• Texte à lire:

————————

Aux « Amis de Jeanne d'Arc »
Le 28 Janvier 2005 marquera le 40ème anniversaire de la mort du général Weygand. Nous reproduisons ici l’éditorial de Pierre VIRION qui succéda au général WEYGAND en qualité de Président de notre Association des Amis de Jeanne d’Arc.
Ses propos n’ont pas perdu de leur actualité et nous pouvons toujours les faire nôtres.
P.M.
Le Général Weygand était parmi nous l'illustre exemple de la fidélité catholique et française et aussi, à cause de tout ce qu'il représentait, un chef très sûr au milieu des incertitudes et des débâcles de l'esprit.
D'autres plus qualifiés ont fait de lui durant sa vie et au moment de sa mort des éloges dont la hauteur certes n'est pas au-dessus de ses mérites et qui n'ajoutent à sa gloire que le prestige de la vérité. L'ostracisme officiel au contraire, s'en prenant à son cercueil, l'a grandi encore davantage : c'est une autre manière de justice qui sera plus tenace que les honneurs d'un moment.
Pour nous, notre deuil, c'est la perte de celui dont le culte pour la Sainte de la patrie était total et très pur sans les faux-jours d'une optique personnelle ou de nos conditionnements spirituels d'aujourd'hui. Il vénérait Jeanne d'Arc pour ce qu'elle incarne : la Foi et la vocation de notre France, que Dieu lui commanda de défendre et telle aussi qu'il lui inspira de la vouloir. Car Jeanne a laissé un message exprimé autant par ses actes que par ses paroles. Dans ce message dont il connaissait la portée universelle, le Général ne transposait ni les vues ni les préjugés de notre époque, mais, en toute droiture, il l'appliquait à nos problèmes d'aujourd’hui. Ce qui n'est pas la même chose.
So1dat comme il aimait lui-même à se dire –et nous savons à quel point éminent il le fut– il avait pour idéal l'idéal de la sainte guerrière et pacifique. Toute sa vie en était imprégnée ; sa pensée y revenait sans cesse. Weygand, chef d'état-major de Foch, gagnant avec lui la guerre de 1914-1918, sauvant Paris en 1940, sauvant la France en limitant le désastre et forgeant l'armée de la victoire finale, sauvant aussi l'Occident en Pologne n'a jamais hésité à faire abnégation de son intérêt propre, de la renommée de ses victoires pour le salut de cette France à laquelle sainte Jeanne d'Arc a elle-même tout donné. Il y a là plus qu'un parallèle, c'est une configuration. C'est un aspect de sa personnalité qu'il faut entrevoir si l'on veut le connaître. Nous eûmes nous-mêmes, bien souvent l'occasion de par1er d'elle avec lui. Par là s'explique l'esprit de sacrifice et la modestie par lesquels brille davantage la grandeur de sa destinée.

————————

[Extrait d'un fichier de données]
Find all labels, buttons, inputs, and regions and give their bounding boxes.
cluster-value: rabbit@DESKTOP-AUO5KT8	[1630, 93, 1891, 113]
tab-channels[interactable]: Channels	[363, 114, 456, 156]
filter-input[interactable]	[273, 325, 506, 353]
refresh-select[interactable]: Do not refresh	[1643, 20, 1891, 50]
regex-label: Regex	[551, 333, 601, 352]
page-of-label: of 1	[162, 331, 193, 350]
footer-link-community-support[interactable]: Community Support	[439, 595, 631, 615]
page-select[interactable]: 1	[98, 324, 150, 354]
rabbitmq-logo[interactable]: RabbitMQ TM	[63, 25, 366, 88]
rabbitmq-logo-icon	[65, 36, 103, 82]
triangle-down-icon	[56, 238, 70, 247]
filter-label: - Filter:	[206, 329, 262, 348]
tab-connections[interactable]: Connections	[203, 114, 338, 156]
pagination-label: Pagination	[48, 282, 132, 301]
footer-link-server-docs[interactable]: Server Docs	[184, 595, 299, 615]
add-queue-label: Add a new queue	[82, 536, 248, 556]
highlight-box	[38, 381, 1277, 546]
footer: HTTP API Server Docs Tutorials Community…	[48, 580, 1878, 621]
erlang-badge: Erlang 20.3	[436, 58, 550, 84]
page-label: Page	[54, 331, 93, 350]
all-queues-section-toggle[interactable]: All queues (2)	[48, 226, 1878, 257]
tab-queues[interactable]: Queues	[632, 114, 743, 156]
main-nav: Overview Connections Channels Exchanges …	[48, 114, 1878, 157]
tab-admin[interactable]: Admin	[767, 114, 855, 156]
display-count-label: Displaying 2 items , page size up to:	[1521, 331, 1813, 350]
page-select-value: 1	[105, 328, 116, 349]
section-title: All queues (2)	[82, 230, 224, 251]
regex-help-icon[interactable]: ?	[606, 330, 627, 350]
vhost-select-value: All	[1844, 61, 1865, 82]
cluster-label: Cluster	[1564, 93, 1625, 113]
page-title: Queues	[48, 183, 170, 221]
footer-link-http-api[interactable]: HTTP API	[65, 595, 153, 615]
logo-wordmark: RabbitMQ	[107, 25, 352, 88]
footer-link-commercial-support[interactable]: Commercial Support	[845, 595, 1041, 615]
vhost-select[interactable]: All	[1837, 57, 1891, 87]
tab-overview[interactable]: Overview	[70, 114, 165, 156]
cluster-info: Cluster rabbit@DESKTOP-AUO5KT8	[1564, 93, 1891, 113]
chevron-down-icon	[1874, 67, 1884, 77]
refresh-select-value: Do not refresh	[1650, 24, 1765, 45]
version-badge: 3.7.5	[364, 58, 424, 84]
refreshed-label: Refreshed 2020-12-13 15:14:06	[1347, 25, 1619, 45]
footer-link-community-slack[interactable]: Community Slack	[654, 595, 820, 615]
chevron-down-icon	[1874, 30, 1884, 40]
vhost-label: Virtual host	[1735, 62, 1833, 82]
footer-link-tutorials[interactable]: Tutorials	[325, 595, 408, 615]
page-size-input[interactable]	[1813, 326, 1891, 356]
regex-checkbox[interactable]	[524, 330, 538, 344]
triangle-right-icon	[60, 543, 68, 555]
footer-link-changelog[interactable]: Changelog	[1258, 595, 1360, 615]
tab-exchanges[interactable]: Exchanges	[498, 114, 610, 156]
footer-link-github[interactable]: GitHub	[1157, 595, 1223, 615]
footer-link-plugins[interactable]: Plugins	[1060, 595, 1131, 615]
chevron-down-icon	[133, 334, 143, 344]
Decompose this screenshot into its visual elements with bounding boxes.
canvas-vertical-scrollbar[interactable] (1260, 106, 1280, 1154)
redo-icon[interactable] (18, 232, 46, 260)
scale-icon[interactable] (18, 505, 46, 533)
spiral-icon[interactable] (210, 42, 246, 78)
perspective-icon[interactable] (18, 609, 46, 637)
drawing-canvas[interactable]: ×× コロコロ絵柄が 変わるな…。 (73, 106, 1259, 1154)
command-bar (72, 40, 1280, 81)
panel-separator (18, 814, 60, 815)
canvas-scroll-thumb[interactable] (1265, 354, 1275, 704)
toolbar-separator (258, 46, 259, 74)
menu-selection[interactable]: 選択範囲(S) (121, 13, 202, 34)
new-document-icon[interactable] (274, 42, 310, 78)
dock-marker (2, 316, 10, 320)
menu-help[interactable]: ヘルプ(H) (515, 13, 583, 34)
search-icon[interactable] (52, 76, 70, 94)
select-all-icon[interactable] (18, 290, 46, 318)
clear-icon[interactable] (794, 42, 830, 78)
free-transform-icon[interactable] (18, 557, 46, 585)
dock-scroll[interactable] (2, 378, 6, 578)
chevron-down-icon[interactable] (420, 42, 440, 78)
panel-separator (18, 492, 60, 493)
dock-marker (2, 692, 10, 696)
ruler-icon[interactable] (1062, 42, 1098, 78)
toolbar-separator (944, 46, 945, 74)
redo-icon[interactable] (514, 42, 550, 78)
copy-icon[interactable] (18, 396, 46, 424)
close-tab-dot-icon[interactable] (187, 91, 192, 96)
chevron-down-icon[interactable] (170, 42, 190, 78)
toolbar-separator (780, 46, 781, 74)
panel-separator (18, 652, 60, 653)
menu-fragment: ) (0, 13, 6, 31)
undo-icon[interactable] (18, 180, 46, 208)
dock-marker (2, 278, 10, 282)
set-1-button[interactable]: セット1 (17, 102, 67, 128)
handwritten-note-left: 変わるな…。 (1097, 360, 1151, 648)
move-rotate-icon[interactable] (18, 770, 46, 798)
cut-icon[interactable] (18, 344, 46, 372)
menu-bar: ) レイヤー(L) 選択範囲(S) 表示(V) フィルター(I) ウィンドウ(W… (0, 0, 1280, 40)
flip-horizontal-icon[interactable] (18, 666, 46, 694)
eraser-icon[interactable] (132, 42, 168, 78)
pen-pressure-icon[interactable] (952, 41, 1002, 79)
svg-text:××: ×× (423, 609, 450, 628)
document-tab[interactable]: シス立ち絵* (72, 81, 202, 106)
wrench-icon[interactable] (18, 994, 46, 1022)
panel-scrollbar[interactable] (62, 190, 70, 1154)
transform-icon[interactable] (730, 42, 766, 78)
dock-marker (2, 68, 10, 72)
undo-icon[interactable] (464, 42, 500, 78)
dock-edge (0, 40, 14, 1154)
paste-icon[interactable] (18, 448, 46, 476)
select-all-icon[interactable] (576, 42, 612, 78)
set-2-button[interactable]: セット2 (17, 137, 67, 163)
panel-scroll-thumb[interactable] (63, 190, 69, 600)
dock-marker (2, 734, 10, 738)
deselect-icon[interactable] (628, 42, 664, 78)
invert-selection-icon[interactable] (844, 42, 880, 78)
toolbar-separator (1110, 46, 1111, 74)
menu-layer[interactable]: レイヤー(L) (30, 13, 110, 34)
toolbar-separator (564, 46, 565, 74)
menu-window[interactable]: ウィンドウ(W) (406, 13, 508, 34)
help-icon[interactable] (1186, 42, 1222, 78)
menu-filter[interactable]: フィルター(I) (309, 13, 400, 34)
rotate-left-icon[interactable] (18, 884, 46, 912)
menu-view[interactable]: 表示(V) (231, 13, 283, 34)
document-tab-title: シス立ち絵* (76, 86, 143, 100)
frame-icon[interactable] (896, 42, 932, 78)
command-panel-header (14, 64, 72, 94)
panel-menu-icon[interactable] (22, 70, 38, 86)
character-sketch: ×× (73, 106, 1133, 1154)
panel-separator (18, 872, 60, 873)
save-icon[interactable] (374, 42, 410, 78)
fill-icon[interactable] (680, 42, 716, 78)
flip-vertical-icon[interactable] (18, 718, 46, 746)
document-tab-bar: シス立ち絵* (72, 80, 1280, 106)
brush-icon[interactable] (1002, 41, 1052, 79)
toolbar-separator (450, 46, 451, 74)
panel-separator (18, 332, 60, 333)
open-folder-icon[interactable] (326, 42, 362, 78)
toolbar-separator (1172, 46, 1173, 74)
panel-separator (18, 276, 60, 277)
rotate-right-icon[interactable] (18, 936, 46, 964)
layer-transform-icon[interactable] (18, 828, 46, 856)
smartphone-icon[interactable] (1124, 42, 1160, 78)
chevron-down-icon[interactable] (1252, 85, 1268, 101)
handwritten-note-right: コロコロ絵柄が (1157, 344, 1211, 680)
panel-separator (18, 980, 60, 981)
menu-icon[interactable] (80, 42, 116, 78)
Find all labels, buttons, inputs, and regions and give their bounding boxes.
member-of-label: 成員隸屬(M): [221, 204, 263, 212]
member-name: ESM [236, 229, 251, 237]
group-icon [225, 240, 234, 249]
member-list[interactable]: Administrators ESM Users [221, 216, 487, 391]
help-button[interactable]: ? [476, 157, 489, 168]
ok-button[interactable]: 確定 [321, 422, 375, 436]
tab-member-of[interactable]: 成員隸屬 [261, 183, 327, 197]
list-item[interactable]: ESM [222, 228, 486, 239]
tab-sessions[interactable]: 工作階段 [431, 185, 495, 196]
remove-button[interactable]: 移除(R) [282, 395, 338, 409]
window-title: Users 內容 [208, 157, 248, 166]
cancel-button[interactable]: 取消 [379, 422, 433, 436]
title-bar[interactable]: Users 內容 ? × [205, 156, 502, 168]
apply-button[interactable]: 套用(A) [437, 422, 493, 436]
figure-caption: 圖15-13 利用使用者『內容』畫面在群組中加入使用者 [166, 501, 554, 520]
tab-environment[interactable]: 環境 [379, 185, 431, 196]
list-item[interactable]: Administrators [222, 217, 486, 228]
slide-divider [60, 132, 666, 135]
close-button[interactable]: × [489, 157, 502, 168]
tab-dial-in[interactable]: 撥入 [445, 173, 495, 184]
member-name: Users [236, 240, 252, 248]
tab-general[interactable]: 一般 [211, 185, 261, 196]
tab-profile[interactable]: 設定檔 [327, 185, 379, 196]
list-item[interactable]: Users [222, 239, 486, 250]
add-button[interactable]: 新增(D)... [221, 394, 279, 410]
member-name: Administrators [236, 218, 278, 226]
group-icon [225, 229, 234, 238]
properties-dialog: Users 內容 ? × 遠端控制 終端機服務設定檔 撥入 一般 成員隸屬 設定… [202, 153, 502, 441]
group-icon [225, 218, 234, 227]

————————

• Liste des tâches:
A – Transcrivez le passage de l'hommage au général Weygand situé entre « Pour nous, notre » et « la même chose. », bornes comprises.
B – Poursuivez, s'il vous plaît, l'hommage au général Weygand à la suite de sa dernière phrase.

• Liste des réponses:
A –
Pour nous, notre deuil, c'est la perte de celui dont le culte pour la Sainte de la patrie était total et très pur sans les faux-jours d'une optique personnelle ou de nos conditionnements spirituels d'aujourd'hui. Il vénérait Jeanne d'Arc pour ce qu'elle incarne : la Foi et la vocation de notre France, que Dieu lui commanda de défendre et telle aussi qu'il lui inspira de la vouloir. Car Jeanne a laissé un message exprimé autant par ses actes que par ses paroles. Dans ce message dont il connaissait la portée universelle, le Général ne transposait ni les vues ni les préjugés de notre époque, mais, en toute droiture, il l'appliquait à nos problèmes d'aujourd’hui. Ce qui n'est pas la même chose.

B –
« Les victoires de l'héroïne sont le fruit des vertus de la Sainte ». Ce qu'il disait d'elle ne lui convient-il pas à lui aussi ? Il ne limitait ni sa pensée ni son action de chrétien au cercle étroit de sa vie personnelle. Servir Dieu en premier, comme Jeanne, avait aussi pour lui, le sens bien évident du service de la patrie terrestre, d'abord par les armes puisque telle était sa vocation, mais aussi par le fidèle accomplissement de ce devoir civique dont il déplorait l'oubli chez nos élites chrétiennes à savoir, d'affirmer très haut la réalité, l'absolue nécessité d'une vie publique, nationale selon le Christ. Qu'on se souvienne de la grandiose manifestation du Sacré-cœur où dans la basilique remplie d'hommes, de pères de familles, Weygand, seul au milieu du chœur redisait devant tous l'acte de consécration.
Combien, de fois n'a-t-il pas dénoncé, par la parole ou par l'écrit, l'envahissement sinon la corruption de ces élites, de toutes les classes bien sûr, par l'égoïsme et par des concepts de civilisation toujours plus matérialistes présentés par des propagandes sans cesse plus audacieuses ? Dans ce domaine, comme dans ses tâches militaires, nous pouvions tous être témoins de son sens des responsabilités. Le Général y pensait toujours à cette responsabilité civique d'autant plus grande qu'il occupait un plus haut rang et il ne craignait pas de dire que d'elle aussi dépend notre salut éternel. Ayant vécu et agi dans ces pensées avec Jeanne, pour modèle, il nous est bien permis de croire que de toute son âme, enfin rendue auprès de Notre-Seigneur en compagnie de sa chère Sainte, le Général Weygand assistera encore tous ceux, qui aiment la France, comme il l'a aimée... à la Jeanne d'Arc.
Il avait d'ailleurs confiance en l'avenir : elle lui apparaissait comme un signe donné par Dieu une fois pour toutes à notre patrie.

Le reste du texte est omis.